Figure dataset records
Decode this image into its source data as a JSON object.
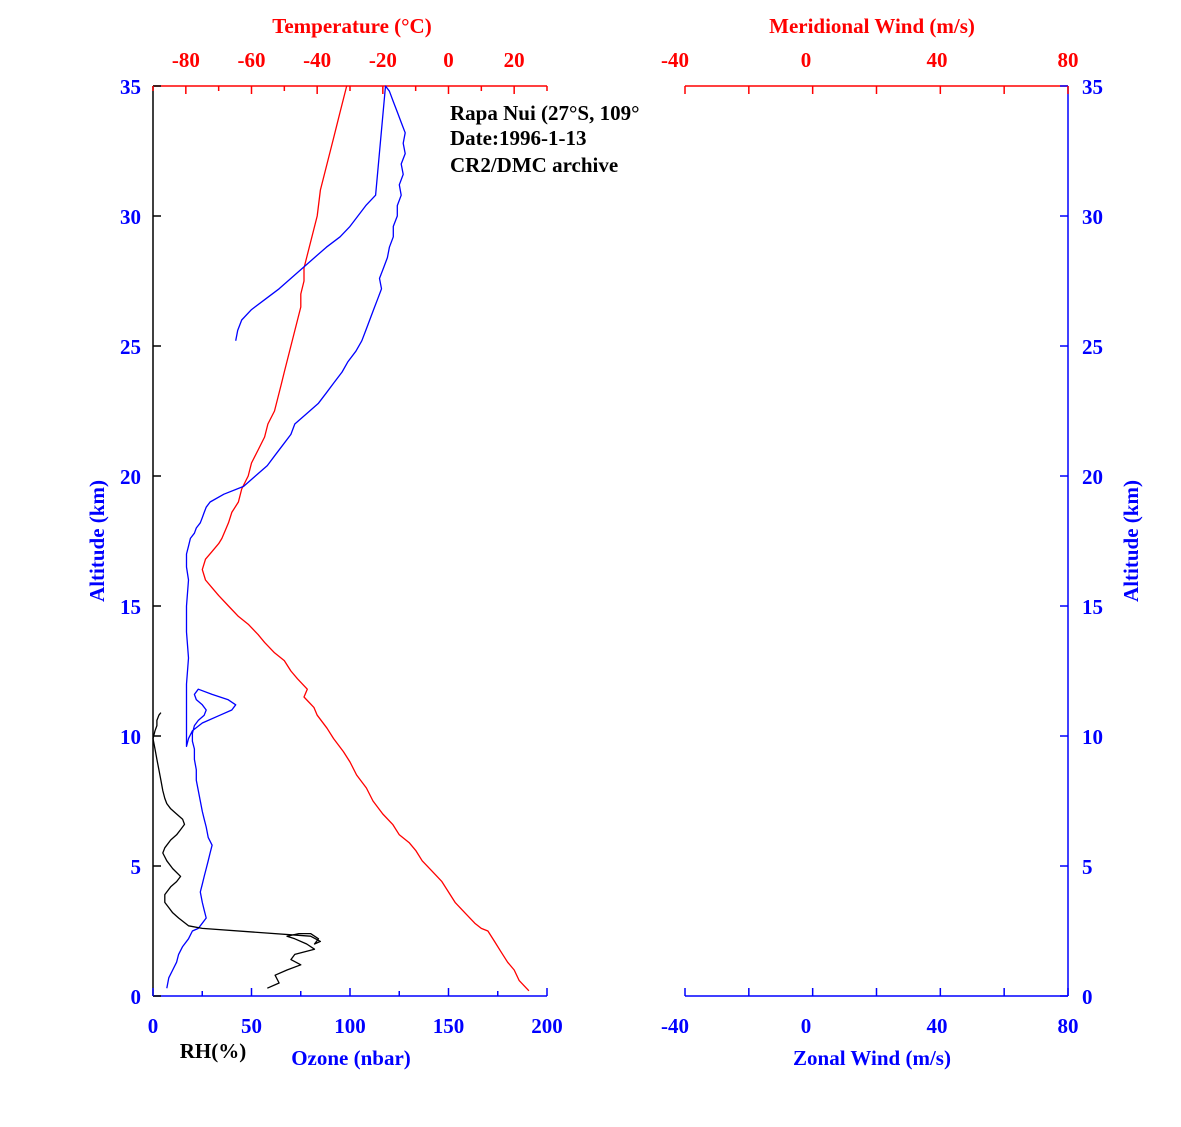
{
  "chart_data": [
    {
      "type": "line",
      "station": {
        "line1": "Rapa Nui (27°S, 109°",
        "line2": "Date:1996-1-13",
        "line3": "CR2/DMC archive"
      },
      "axes": {
        "altitude_label": "Altitude (km)",
        "altitude_range": [
          0,
          35
        ],
        "altitude_ticks": [
          "0",
          "5",
          "10",
          "15",
          "20",
          "25",
          "30",
          "35"
        ],
        "temperature_label": "Temperature (°C)",
        "temperature_range": [
          -90,
          30
        ],
        "temperature_ticks": [
          "-80",
          "-60",
          "-40",
          "-20",
          "0",
          "20"
        ],
        "ozone_label": "Ozone (nbar)",
        "ozone_range": [
          0,
          200
        ],
        "ozone_ticks": [
          "0",
          "50",
          "100",
          "150",
          "200"
        ],
        "rh_label": "RH(%)"
      },
      "series": [
        {
          "name": "Temperature (°C)",
          "color": "#ff0000",
          "x": [
            24.5,
            21.5,
            20,
            18,
            16,
            14,
            12,
            10,
            8,
            5,
            2,
            0,
            -2,
            -5,
            -8,
            -10,
            -12,
            -15,
            -17,
            -20,
            -23,
            -25,
            -28,
            -30,
            -32,
            -35,
            -37,
            -40,
            -41,
            -44,
            -43,
            -46,
            -48,
            -50,
            -53,
            -56,
            -58,
            -61,
            -64,
            -67,
            -70,
            -72,
            -74,
            -75,
            -74,
            -72,
            -70,
            -69,
            -68,
            -67,
            -66,
            -64,
            -63,
            -61,
            -60,
            -58,
            -56,
            -55,
            -53,
            -52,
            -51,
            -50,
            -49,
            -48,
            -47,
            -46,
            -45,
            -45,
            -44,
            -44,
            -43,
            -42,
            -41,
            -40,
            -39,
            -37,
            -35,
            -33,
            -31
          ],
          "y": [
            0.2,
            0.6,
            1.0,
            1.3,
            1.7,
            2.1,
            2.5,
            2.6,
            2.8,
            3.2,
            3.6,
            4.0,
            4.4,
            4.8,
            5.2,
            5.6,
            5.9,
            6.2,
            6.6,
            7.0,
            7.5,
            8.0,
            8.5,
            9.0,
            9.4,
            9.9,
            10.3,
            10.8,
            11.1,
            11.5,
            11.8,
            12.2,
            12.5,
            12.9,
            13.2,
            13.6,
            13.9,
            14.3,
            14.6,
            15.0,
            15.4,
            15.7,
            16.0,
            16.4,
            16.8,
            17.1,
            17.4,
            17.6,
            17.9,
            18.2,
            18.6,
            19.0,
            19.5,
            20.0,
            20.5,
            21.0,
            21.5,
            22.0,
            22.5,
            23.0,
            23.5,
            24.0,
            24.5,
            25.0,
            25.5,
            26.0,
            26.5,
            27.0,
            27.5,
            28.0,
            28.5,
            29.0,
            29.5,
            30.0,
            31.0,
            32.0,
            33.0,
            34.0,
            35.0
          ]
        },
        {
          "name": "Ozone (nbar)",
          "color": "#0000ff",
          "x": [
            7,
            8,
            10,
            12,
            13,
            15,
            18,
            20,
            23,
            25,
            27,
            26,
            25,
            24,
            25,
            26,
            27,
            28,
            29,
            30,
            28,
            27,
            26,
            25,
            24,
            23,
            22,
            22,
            21,
            21,
            20,
            20,
            21,
            23,
            26,
            27,
            25,
            22,
            21,
            23,
            30,
            38,
            42,
            40,
            34,
            25,
            20,
            18,
            17,
            17,
            18,
            17,
            17,
            18,
            17,
            17,
            18,
            19,
            21,
            22,
            24,
            25,
            26,
            27,
            29,
            36,
            46,
            52,
            58,
            62,
            66,
            70,
            72,
            78,
            84,
            88,
            92,
            96,
            99,
            103,
            106,
            108,
            110,
            112,
            114,
            116,
            115,
            117,
            119,
            120,
            122,
            122,
            124,
            124,
            126,
            125,
            127,
            126,
            128,
            127,
            128,
            126,
            124,
            122,
            120,
            118,
            113,
            108,
            104,
            100,
            95,
            88,
            82,
            76,
            70,
            64,
            57,
            50,
            45,
            43,
            42
          ],
          "y": [
            0.3,
            0.7,
            1.0,
            1.3,
            1.6,
            1.9,
            2.2,
            2.5,
            2.6,
            2.8,
            3.0,
            3.3,
            3.6,
            4.0,
            4.3,
            4.6,
            4.9,
            5.2,
            5.5,
            5.8,
            6.1,
            6.5,
            6.8,
            7.1,
            7.5,
            7.9,
            8.3,
            8.7,
            9.1,
            9.5,
            9.8,
            10.1,
            10.4,
            10.6,
            10.8,
            11.0,
            11.2,
            11.4,
            11.6,
            11.8,
            11.6,
            11.4,
            11.2,
            11.0,
            10.8,
            10.5,
            10.2,
            9.9,
            9.6,
            12.0,
            13.0,
            14.0,
            15.0,
            16.0,
            16.5,
            17.0,
            17.3,
            17.6,
            17.8,
            18.0,
            18.2,
            18.4,
            18.6,
            18.8,
            19.0,
            19.3,
            19.6,
            20.0,
            20.4,
            20.8,
            21.2,
            21.6,
            22.0,
            22.4,
            22.8,
            23.2,
            23.6,
            24.0,
            24.4,
            24.8,
            25.2,
            25.6,
            26.0,
            26.4,
            26.8,
            27.2,
            27.6,
            28.0,
            28.4,
            28.8,
            29.2,
            29.6,
            30.0,
            30.4,
            30.8,
            31.2,
            31.6,
            32.0,
            32.4,
            32.8,
            33.2,
            33.6,
            34.0,
            34.4,
            34.8,
            35.0,
            30.8,
            30.4,
            30.0,
            29.6,
            29.2,
            28.8,
            28.4,
            28.0,
            27.6,
            27.2,
            26.8,
            26.4,
            26.0,
            25.6,
            25.2
          ]
        },
        {
          "name": "RH(%)",
          "color": "#000000",
          "x": [
            58,
            64,
            62,
            68,
            75,
            70,
            72,
            82,
            78,
            72,
            68,
            74,
            80,
            84,
            82,
            82,
            85,
            80,
            25,
            18,
            13,
            10,
            8,
            6,
            6,
            9,
            12,
            14,
            10,
            7,
            5,
            6,
            9,
            12,
            14,
            16,
            15,
            12,
            9,
            7,
            6,
            5,
            4,
            3,
            2,
            1,
            0,
            1,
            2,
            2,
            3,
            4
          ],
          "y": [
            0.3,
            0.5,
            0.8,
            1.0,
            1.2,
            1.4,
            1.6,
            1.8,
            2.0,
            2.2,
            2.3,
            2.4,
            2.4,
            2.2,
            2.0,
            2.0,
            2.1,
            2.3,
            2.6,
            2.7,
            3.0,
            3.2,
            3.4,
            3.6,
            3.9,
            4.2,
            4.4,
            4.6,
            4.9,
            5.2,
            5.5,
            5.7,
            6.0,
            6.2,
            6.4,
            6.6,
            6.8,
            7.0,
            7.2,
            7.4,
            7.6,
            7.9,
            8.3,
            8.7,
            9.1,
            9.5,
            9.9,
            10.2,
            10.4,
            10.6,
            10.8,
            10.9
          ]
        }
      ]
    },
    {
      "type": "line",
      "axes": {
        "altitude_label": "Altitude (km)",
        "altitude_range": [
          0,
          35
        ],
        "altitude_ticks": [
          "0",
          "5",
          "10",
          "15",
          "20",
          "25",
          "30",
          "35"
        ],
        "meridional_label": "Meridional Wind (m/s)",
        "meridional_range": [
          -40,
          80
        ],
        "meridional_ticks": [
          "-40",
          "0",
          "40",
          "80"
        ],
        "zonal_label": "Zonal Wind (m/s)",
        "zonal_range": [
          -40,
          80
        ],
        "zonal_ticks": [
          "-40",
          "0",
          "40",
          "80"
        ]
      },
      "series": []
    }
  ]
}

WRITTEN PROBLEM
For each line in the data above that contains the string "name", extract the line.

OUTPUT FOR THIS EXERCISE
          "name": "Temperature (°C)",
          "name": "Ozone (nbar)",
          "name": "RH(%)",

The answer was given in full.